**Reading passage**
BEGIN
MICHAEL SMYTHE AGAINST NZ HERALD

Case Number: 3312

Council Meeting: SEPTEMBER 2022

Decision: No Grounds to Proceed

Publication: New Zealand Herald

Principle: Accuracy, Fairness and Balance

Ruling Categories: Accuracy
Headlines and Captions
Misleading
Unfair Coverage
Politics

Overview

  1. The New Zealand Herald published an online article on August 30, 2022, headlined Government quietly introduces $103 billion tax on KiwiSaver. The same article appeared in the paper’s print edition the following day. A follow-up story published on September 1, 2022, was headlined Embarrassment over Labour’s backdown on savings ‘stealth’ tax.
  2. Michael Smythe complained that the Herald’s journalism was inaccurate and that there had been poor editorial oversight.
  3.  He said the first article stated Government planned to charge GST on managed and KiwiSaver funds while the second article stated the tax was not a tax directly on KiwiSaver funds. The Herald quoted inflammatory exaggerations from vested interests to score a political point. Rather than delivering balanced journalism the Herald prioritised inaccuracy to attract attention.
  4.  “I believe most readers of the Wednesday (the first) article would have been left with the impression that GST was to be applied to the whole of the KiwiSaver funds and that directly caused the backlash that made the Government withdraw the policy. In fact, the Herald editor boasted about causing the U-turn in his first email (to) me.”
  5. Mr Smyth also complained that the Herald chose not to publish a letter from him on its reporting of the tax story.
  6. The New Zealand Herald’s Editor Murray Kirkness said the first article made it clear that GST would be imposed on the fees charged by those who administer managed funds and KiwiSaver Funds. The second article explained that GST would not be applied to KiwiSaver balances, but because the increase in fees would be passed on this would lead to a reduction in such balances.
END
**Information shown**
BEGIN
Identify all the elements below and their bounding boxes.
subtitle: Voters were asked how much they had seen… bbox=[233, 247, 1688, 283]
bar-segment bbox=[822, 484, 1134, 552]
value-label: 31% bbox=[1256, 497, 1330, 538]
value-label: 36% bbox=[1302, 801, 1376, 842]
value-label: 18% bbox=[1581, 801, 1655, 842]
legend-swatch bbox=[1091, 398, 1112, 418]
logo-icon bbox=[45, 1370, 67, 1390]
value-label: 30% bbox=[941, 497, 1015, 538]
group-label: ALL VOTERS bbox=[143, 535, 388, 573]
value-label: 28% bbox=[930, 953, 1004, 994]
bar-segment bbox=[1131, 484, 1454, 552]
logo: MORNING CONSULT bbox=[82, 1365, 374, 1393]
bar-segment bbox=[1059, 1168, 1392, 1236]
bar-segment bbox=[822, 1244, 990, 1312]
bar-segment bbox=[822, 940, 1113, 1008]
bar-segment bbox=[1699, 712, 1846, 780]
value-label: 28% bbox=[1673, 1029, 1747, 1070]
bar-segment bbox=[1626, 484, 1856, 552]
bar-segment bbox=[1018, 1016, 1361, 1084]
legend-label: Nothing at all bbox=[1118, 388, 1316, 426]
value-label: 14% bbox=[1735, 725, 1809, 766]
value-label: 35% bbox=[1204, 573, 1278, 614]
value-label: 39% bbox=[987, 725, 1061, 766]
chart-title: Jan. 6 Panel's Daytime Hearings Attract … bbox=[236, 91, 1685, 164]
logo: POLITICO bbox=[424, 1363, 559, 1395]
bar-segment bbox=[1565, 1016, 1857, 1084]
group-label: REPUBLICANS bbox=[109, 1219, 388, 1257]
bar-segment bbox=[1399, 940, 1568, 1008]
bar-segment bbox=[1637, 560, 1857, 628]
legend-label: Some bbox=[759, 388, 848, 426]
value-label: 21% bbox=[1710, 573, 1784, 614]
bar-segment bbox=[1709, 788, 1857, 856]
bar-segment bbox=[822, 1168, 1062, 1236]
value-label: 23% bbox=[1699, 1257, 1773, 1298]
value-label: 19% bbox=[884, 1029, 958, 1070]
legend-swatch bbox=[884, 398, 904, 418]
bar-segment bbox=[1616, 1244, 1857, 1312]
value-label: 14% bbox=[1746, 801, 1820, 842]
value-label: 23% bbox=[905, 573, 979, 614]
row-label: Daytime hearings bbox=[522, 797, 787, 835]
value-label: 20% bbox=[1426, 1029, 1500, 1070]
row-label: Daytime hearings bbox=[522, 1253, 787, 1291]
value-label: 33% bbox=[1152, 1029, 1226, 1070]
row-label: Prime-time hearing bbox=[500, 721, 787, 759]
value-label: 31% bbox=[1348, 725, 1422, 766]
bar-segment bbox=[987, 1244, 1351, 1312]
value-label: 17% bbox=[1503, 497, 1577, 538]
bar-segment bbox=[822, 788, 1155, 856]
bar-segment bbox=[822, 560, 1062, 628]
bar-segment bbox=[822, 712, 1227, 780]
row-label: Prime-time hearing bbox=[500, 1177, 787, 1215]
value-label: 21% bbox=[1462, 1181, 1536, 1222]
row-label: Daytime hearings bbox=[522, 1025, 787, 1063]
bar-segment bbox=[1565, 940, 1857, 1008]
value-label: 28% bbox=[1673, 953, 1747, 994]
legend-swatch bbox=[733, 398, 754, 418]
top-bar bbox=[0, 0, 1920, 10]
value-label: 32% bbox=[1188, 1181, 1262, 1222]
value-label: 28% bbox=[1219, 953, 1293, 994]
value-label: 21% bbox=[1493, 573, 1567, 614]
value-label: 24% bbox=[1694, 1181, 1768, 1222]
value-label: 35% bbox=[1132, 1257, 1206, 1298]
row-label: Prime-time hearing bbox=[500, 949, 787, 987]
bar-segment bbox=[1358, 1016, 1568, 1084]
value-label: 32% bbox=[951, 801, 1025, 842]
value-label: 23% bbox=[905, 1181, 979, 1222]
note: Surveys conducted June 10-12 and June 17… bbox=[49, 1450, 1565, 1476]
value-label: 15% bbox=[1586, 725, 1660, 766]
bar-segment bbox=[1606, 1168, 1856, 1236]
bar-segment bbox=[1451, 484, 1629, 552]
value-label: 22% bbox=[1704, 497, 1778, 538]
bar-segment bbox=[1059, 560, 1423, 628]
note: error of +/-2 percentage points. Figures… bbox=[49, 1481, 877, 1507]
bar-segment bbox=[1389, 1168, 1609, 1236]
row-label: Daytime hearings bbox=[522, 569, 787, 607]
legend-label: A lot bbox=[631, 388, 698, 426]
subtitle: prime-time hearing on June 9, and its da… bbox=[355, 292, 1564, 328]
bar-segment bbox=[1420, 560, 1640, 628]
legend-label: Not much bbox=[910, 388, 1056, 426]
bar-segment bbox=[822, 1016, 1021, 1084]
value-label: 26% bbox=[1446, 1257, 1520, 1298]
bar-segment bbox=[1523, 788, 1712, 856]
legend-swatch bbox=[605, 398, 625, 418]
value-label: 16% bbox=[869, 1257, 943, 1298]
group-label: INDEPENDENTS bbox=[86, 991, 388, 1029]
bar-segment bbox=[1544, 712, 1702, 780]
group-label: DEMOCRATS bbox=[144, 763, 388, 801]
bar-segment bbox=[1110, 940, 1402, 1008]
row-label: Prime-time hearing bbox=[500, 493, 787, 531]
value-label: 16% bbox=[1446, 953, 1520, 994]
END
**Task description**
Answer these from the ruling on Michael Smythe's complaint against the New Zealand Herald:
1. What decision was reached?
2. On what date was the follow-up story published?
3. According to Editor Murray Kirkness, what would GST be imposed on?

**Solution to this task**
1. No Grounds to Proceed.
2. September 1, 2022.
3. The fees charged by those who administer managed funds and KiwiSaver funds.